>> START RECORDS FOR THIS EXERCISE

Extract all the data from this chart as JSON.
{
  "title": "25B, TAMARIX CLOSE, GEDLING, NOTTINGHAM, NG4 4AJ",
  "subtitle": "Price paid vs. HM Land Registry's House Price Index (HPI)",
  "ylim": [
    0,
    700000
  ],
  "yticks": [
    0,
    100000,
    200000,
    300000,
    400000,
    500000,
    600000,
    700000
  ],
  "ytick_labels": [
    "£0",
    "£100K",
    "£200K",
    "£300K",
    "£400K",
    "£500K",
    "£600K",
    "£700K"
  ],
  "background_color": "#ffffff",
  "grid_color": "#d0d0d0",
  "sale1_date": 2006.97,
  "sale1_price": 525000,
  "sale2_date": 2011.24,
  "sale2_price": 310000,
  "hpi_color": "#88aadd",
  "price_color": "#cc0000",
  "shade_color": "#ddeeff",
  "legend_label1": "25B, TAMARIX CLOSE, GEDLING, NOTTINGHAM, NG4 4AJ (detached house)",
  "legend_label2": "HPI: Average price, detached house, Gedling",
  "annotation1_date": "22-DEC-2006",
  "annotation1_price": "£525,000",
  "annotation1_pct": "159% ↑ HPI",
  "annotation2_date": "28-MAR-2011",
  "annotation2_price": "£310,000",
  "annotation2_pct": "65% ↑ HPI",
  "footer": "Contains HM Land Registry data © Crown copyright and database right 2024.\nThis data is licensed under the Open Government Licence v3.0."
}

>> END RECORDS FOR THIS EXERCISE

▸ DIRECTIONS
Scan the entries above. Copy each line that has the string "TAMARIX".

▸ FULL RESPONSE
  "title": "25B, TAMARIX CLOSE, GEDLING, NOTTINGHAM, NG4 4AJ",
  "legend_label1": "25B, TAMARIX CLOSE, GEDLING, NOTTINGHAM, NG4 4AJ (detached house)",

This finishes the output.